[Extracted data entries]
╔══
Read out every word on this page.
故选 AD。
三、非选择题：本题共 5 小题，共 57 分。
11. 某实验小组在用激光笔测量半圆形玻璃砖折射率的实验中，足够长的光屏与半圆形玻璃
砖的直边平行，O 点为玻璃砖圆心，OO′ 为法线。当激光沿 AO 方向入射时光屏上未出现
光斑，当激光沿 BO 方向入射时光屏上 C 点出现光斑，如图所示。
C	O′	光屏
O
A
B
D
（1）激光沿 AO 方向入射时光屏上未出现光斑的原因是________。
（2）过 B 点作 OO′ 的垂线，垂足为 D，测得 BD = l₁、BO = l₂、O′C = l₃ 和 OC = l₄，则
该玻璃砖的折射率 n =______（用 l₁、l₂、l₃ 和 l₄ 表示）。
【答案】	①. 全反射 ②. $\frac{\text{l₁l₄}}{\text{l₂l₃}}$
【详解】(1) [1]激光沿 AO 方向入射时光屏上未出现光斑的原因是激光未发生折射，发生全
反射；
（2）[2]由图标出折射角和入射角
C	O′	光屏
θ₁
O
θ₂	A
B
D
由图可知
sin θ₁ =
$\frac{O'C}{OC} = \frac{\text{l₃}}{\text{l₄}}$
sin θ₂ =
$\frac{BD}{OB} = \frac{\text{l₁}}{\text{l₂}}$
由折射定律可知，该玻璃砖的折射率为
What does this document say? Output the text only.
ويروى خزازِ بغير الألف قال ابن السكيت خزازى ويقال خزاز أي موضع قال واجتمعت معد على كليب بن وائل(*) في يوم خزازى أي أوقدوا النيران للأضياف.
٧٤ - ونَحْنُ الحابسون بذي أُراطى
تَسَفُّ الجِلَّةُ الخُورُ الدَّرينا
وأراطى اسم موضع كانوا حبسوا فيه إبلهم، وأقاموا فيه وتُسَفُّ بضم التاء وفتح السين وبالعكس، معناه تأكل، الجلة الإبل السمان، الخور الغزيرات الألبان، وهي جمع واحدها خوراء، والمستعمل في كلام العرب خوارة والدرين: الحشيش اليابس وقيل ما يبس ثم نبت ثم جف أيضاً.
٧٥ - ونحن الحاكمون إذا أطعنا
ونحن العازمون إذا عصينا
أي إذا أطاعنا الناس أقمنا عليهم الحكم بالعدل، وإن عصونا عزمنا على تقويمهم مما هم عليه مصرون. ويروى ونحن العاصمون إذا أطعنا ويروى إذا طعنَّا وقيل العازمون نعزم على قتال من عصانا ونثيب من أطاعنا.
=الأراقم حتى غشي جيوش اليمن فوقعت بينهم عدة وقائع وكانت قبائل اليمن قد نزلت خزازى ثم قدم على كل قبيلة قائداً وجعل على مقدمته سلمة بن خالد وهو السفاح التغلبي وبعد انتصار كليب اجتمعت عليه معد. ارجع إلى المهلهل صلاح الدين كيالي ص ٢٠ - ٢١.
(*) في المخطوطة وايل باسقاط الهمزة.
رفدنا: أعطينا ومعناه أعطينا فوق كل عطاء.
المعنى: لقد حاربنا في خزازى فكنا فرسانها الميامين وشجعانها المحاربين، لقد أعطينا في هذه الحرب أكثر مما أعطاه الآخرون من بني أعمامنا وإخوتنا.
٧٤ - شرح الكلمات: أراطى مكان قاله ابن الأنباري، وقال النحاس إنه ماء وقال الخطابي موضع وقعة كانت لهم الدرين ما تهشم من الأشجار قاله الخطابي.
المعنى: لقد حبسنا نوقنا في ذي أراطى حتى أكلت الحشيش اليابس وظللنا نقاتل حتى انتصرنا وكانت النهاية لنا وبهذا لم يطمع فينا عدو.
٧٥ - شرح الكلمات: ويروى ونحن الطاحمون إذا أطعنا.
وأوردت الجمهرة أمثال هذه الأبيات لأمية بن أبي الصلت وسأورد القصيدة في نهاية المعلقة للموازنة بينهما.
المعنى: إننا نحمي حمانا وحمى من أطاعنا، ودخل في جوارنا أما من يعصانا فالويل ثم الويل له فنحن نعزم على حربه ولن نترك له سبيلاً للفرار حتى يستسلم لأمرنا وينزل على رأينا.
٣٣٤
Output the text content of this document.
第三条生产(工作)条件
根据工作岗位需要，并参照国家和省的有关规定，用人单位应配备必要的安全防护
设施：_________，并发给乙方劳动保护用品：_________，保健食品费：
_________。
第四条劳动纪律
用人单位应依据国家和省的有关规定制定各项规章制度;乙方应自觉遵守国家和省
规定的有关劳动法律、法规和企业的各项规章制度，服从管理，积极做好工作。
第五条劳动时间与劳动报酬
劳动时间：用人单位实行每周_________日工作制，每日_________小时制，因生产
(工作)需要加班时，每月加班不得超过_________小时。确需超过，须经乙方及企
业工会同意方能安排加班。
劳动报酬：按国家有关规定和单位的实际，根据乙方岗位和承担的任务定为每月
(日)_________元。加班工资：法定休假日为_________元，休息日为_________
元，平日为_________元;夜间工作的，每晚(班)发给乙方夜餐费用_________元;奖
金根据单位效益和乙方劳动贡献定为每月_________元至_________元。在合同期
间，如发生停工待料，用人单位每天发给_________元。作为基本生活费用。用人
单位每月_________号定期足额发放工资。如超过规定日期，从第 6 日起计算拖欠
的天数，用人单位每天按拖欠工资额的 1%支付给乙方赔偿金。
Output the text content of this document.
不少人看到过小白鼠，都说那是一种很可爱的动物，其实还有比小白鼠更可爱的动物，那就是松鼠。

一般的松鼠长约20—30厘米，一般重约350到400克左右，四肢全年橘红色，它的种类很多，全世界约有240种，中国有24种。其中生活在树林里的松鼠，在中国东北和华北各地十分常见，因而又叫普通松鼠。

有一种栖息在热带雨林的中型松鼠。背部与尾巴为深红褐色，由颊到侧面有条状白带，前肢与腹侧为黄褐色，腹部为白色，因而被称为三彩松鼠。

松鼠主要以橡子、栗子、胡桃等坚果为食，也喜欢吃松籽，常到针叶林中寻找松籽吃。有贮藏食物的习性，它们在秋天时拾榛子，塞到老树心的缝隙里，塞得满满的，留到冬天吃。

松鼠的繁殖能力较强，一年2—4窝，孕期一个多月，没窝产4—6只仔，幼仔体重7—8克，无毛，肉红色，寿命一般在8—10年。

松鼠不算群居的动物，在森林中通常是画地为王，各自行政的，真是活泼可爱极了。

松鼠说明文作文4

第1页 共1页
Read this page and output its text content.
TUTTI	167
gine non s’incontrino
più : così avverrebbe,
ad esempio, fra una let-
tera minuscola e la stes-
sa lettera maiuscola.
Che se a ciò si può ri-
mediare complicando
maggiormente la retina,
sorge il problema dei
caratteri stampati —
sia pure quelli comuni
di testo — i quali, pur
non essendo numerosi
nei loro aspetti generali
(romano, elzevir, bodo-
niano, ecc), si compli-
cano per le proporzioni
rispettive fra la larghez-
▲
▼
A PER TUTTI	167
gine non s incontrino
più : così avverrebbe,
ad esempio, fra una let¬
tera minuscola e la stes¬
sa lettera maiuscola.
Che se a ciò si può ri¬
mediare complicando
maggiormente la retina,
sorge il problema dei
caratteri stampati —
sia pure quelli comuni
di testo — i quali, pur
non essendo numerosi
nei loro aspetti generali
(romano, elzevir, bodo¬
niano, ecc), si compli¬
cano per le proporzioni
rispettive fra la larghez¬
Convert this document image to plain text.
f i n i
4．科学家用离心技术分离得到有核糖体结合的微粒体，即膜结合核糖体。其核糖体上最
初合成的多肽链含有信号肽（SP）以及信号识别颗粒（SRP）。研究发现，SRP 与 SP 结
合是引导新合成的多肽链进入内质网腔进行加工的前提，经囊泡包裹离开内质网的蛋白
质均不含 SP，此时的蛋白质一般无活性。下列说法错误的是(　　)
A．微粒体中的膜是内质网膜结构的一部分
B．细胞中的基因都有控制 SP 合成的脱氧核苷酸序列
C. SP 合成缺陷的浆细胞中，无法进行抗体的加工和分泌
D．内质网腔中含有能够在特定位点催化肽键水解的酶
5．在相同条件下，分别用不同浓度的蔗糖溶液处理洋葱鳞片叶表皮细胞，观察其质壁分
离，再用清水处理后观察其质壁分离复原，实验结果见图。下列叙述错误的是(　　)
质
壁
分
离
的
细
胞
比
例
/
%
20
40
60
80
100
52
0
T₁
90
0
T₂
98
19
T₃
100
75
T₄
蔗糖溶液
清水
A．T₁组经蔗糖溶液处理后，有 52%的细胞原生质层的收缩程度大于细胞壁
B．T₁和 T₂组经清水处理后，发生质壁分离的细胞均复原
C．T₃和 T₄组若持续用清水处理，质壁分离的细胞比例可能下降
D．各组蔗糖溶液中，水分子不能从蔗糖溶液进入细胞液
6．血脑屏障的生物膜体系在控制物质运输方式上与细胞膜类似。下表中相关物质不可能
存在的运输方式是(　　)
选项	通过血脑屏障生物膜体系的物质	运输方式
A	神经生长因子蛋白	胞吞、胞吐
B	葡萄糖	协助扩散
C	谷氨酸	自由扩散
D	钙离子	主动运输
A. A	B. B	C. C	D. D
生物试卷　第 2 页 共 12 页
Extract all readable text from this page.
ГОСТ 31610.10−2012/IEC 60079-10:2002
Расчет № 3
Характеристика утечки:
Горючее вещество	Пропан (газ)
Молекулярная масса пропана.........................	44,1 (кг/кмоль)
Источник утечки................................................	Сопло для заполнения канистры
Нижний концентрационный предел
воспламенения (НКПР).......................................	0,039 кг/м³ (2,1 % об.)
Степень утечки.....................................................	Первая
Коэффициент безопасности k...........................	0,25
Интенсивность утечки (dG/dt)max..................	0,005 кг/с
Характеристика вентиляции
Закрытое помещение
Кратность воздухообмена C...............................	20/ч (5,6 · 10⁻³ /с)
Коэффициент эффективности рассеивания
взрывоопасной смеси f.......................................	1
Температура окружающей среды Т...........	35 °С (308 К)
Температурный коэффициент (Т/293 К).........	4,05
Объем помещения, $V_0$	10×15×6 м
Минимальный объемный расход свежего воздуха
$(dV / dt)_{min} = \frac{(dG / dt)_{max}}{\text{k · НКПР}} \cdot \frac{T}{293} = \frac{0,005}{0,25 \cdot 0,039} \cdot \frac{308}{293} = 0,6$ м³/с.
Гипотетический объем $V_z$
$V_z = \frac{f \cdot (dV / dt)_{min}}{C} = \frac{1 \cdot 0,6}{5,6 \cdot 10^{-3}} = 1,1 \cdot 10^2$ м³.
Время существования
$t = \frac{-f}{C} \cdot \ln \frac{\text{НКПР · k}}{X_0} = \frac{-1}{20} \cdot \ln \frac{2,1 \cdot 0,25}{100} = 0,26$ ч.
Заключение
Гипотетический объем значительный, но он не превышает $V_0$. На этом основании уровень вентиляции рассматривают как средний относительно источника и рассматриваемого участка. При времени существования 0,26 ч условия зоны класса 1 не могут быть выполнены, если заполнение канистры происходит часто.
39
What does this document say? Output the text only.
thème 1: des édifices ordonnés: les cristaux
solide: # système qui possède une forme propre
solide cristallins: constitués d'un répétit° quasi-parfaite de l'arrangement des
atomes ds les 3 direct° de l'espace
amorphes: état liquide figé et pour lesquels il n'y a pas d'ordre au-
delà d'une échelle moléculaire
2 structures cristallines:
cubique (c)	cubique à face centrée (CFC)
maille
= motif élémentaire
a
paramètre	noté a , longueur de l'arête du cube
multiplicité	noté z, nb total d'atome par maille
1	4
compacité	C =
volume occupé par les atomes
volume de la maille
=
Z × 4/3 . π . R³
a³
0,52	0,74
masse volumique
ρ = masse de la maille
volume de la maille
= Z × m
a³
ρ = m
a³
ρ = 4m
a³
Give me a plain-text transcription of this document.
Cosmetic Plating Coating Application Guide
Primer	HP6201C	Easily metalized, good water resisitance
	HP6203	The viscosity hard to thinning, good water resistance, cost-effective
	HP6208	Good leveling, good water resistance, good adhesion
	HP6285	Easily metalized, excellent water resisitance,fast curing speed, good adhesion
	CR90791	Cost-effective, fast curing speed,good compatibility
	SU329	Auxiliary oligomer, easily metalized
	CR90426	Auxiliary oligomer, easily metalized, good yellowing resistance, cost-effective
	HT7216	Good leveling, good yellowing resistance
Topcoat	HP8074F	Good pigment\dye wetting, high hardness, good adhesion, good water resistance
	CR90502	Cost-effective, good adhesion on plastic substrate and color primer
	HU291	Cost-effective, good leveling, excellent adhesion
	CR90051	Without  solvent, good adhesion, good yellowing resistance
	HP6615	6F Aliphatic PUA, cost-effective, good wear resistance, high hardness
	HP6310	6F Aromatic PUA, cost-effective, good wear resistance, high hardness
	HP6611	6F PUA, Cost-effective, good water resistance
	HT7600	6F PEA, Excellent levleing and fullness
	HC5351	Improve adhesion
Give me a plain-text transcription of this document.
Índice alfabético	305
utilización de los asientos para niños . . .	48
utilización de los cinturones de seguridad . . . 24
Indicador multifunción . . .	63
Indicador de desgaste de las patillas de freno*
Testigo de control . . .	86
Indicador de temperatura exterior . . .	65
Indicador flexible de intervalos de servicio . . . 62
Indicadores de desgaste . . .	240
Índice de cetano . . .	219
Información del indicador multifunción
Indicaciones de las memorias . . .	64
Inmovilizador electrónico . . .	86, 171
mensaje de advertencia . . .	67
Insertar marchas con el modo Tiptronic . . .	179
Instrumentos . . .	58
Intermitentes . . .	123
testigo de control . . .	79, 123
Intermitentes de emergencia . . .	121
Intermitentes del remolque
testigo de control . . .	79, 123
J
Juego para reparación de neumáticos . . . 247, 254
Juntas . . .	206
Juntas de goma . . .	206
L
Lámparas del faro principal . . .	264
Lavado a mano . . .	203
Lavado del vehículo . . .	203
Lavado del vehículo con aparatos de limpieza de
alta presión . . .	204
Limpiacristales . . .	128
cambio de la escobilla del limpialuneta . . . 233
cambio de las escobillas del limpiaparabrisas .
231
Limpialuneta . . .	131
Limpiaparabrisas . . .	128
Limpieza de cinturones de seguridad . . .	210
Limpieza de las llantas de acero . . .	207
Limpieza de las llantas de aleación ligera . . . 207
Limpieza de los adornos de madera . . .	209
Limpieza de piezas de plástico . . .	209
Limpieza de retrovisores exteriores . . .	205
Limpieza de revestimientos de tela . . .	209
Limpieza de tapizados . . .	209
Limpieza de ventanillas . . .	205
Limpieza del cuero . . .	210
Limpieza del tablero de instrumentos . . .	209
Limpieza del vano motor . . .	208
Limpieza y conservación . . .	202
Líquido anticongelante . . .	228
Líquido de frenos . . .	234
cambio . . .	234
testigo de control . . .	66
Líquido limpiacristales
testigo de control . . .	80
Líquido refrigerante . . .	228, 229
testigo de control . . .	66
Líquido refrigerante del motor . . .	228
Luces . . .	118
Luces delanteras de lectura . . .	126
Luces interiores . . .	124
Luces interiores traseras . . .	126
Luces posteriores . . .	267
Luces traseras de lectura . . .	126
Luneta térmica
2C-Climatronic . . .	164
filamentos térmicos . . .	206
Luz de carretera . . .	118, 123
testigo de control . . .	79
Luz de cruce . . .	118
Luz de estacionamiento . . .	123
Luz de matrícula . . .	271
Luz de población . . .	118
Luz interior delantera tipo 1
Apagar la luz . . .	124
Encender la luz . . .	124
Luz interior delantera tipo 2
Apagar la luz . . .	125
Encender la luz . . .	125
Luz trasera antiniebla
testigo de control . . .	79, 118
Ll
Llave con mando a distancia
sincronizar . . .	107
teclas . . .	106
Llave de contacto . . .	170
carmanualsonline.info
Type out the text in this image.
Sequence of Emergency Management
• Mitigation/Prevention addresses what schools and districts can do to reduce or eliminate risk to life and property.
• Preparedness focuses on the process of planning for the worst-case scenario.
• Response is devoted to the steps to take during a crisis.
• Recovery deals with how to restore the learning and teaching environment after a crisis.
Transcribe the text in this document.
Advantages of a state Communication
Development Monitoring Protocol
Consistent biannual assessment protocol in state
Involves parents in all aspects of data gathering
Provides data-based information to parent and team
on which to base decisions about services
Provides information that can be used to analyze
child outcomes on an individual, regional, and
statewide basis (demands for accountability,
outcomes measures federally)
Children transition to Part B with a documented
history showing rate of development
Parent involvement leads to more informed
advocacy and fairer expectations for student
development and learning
╚══
Given task:
Output a single number: how many lines contain the word "утечки".

Response below:
4